Brief - Give the material again in full, matching it exactly.
****
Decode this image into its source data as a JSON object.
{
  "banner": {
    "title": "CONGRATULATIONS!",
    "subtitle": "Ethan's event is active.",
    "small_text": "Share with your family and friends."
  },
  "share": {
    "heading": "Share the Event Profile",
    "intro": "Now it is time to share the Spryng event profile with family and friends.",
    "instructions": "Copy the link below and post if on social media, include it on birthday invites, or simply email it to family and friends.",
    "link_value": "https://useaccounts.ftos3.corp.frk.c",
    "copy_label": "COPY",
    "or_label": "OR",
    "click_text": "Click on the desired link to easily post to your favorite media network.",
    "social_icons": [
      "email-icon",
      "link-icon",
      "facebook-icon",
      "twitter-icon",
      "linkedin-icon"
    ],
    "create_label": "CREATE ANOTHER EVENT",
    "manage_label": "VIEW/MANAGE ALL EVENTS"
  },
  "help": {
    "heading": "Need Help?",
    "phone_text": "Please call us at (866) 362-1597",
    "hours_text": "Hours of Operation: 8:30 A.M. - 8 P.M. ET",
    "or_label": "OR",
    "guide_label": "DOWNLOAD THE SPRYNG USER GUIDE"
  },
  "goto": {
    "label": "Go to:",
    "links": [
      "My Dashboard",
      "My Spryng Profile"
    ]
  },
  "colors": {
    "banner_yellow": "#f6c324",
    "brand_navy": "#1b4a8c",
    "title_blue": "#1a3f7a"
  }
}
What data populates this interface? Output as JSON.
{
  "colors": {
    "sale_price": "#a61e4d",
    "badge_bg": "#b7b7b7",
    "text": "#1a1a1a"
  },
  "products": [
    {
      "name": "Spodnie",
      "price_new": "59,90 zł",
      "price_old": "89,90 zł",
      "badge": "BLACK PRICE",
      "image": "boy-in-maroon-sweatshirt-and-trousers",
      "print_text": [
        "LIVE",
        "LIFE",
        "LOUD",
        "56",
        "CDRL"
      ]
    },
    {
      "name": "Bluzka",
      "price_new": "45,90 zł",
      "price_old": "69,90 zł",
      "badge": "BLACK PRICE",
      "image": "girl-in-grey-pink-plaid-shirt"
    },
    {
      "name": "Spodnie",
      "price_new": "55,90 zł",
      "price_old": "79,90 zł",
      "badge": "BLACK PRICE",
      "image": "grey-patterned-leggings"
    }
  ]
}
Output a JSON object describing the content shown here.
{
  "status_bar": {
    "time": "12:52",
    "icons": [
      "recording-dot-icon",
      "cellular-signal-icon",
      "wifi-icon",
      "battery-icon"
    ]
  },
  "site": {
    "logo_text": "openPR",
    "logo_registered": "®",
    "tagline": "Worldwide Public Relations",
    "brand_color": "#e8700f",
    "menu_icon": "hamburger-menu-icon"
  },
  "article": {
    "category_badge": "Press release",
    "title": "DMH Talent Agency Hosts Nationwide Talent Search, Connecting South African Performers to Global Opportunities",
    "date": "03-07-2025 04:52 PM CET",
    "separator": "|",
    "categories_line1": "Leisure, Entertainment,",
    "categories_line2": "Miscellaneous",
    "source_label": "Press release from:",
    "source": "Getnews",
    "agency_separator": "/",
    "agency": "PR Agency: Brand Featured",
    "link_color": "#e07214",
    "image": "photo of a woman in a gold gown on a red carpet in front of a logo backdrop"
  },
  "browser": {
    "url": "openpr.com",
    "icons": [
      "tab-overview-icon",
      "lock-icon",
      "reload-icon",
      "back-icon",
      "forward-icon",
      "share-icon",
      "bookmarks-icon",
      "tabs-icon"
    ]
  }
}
****
Finished task -
Decode this image into its source data as a JSON object.
{
  "banner": {
    "title": "CONGRATULATIONS!",
    "subtitle": "Ethan's event is active.",
    "small_text": "Share with your family and friends."
  },
  "share": {
    "heading": "Share the Event Profile",
    "intro": "Now it is time to share the Spryng event profile with family and friends.",
    "instructions": "Copy the link below and post if on social media, include it on birthday invites, or simply email it to family and friends.",
    "link_value": "https://useaccounts.ftos3.corp.frk.c",
    "copy_label": "COPY",
    "or_label": "OR",
    "click_text": "Click on the desired link to easily post to your favorite media network.",
    "social_icons": [
      "email-icon",
      "link-icon",
      "facebook-icon",
      "twitter-icon",
      "linkedin-icon"
    ],
    "create_label": "CREATE ANOTHER EVENT",
    "manage_label": "VIEW/MANAGE ALL EVENTS"
  },
  "help": {
    "heading": "Need Help?",
    "phone_text": "Please call us at (866) 362-1597",
    "hours_text": "Hours of Operation: 8:30 A.M. - 8 P.M. ET",
    "or_label": "OR",
    "guide_label": "DOWNLOAD THE SPRYNG USER GUIDE"
  },
  "goto": {
    "label": "Go to:",
    "links": [
      "My Dashboard",
      "My Spryng Profile"
    ]
  },
  "colors": {
    "banner_yellow": "#f6c324",
    "brand_navy": "#1b4a8c",
    "title_blue": "#1a3f7a"
  }
}
What data populates this interface? Output as JSON.
{
  "colors": {
    "sale_price": "#a61e4d",
    "badge_bg": "#b7b7b7",
    "text": "#1a1a1a"
  },
  "products": [
    {
      "name": "Spodnie",
      "price_new": "59,90 zł",
      "price_old": "89,90 zł",
      "badge": "BLACK PRICE",
      "image": "boy-in-maroon-sweatshirt-and-trousers",
      "print_text": [
        "LIVE",
        "LIFE",
        "LOUD",
        "56",
        "CDRL"
      ]
    },
    {
      "name": "Bluzka",
      "price_new": "45,90 zł",
      "price_old": "69,90 zł",
      "badge": "BLACK PRICE",
      "image": "girl-in-grey-pink-plaid-shirt"
    },
    {
      "name": "Spodnie",
      "price_new": "55,90 zł",
      "price_old": "79,90 zł",
      "badge": "BLACK PRICE",
      "image": "grey-patterned-leggings"
    }
  ]
}
Output a JSON object describing the content shown here.
{
  "status_bar": {
    "time": "12:52",
    "icons": [
      "recording-dot-icon",
      "cellular-signal-icon",
      "wifi-icon",
      "battery-icon"
    ]
  },
  "site": {
    "logo_text": "openPR",
    "logo_registered": "®",
    "tagline": "Worldwide Public Relations",
    "brand_color": "#e8700f",
    "menu_icon": "hamburger-menu-icon"
  },
  "article": {
    "category_badge": "Press release",
    "title": "DMH Talent Agency Hosts Nationwide Talent Search, Connecting South African Performers to Global Opportunities",
    "date": "03-07-2025 04:52 PM CET",
    "separator": "|",
    "categories_line1": "Leisure, Entertainment,",
    "categories_line2": "Miscellaneous",
    "source_label": "Press release from:",
    "source": "Getnews",
    "agency_separator": "/",
    "agency": "PR Agency: Brand Featured",
    "link_color": "#e07214",
    "image": "photo of a woman in a gold gown on a red carpet in front of a logo backdrop"
  },
  "browser": {
    "url": "openpr.com",
    "icons": [
      "tab-overview-icon",
      "lock-icon",
      "reload-icon",
      "back-icon",
      "forward-icon",
      "share-icon",
      "bookmarks-icon",
      "tabs-icon"
    ]
  }
}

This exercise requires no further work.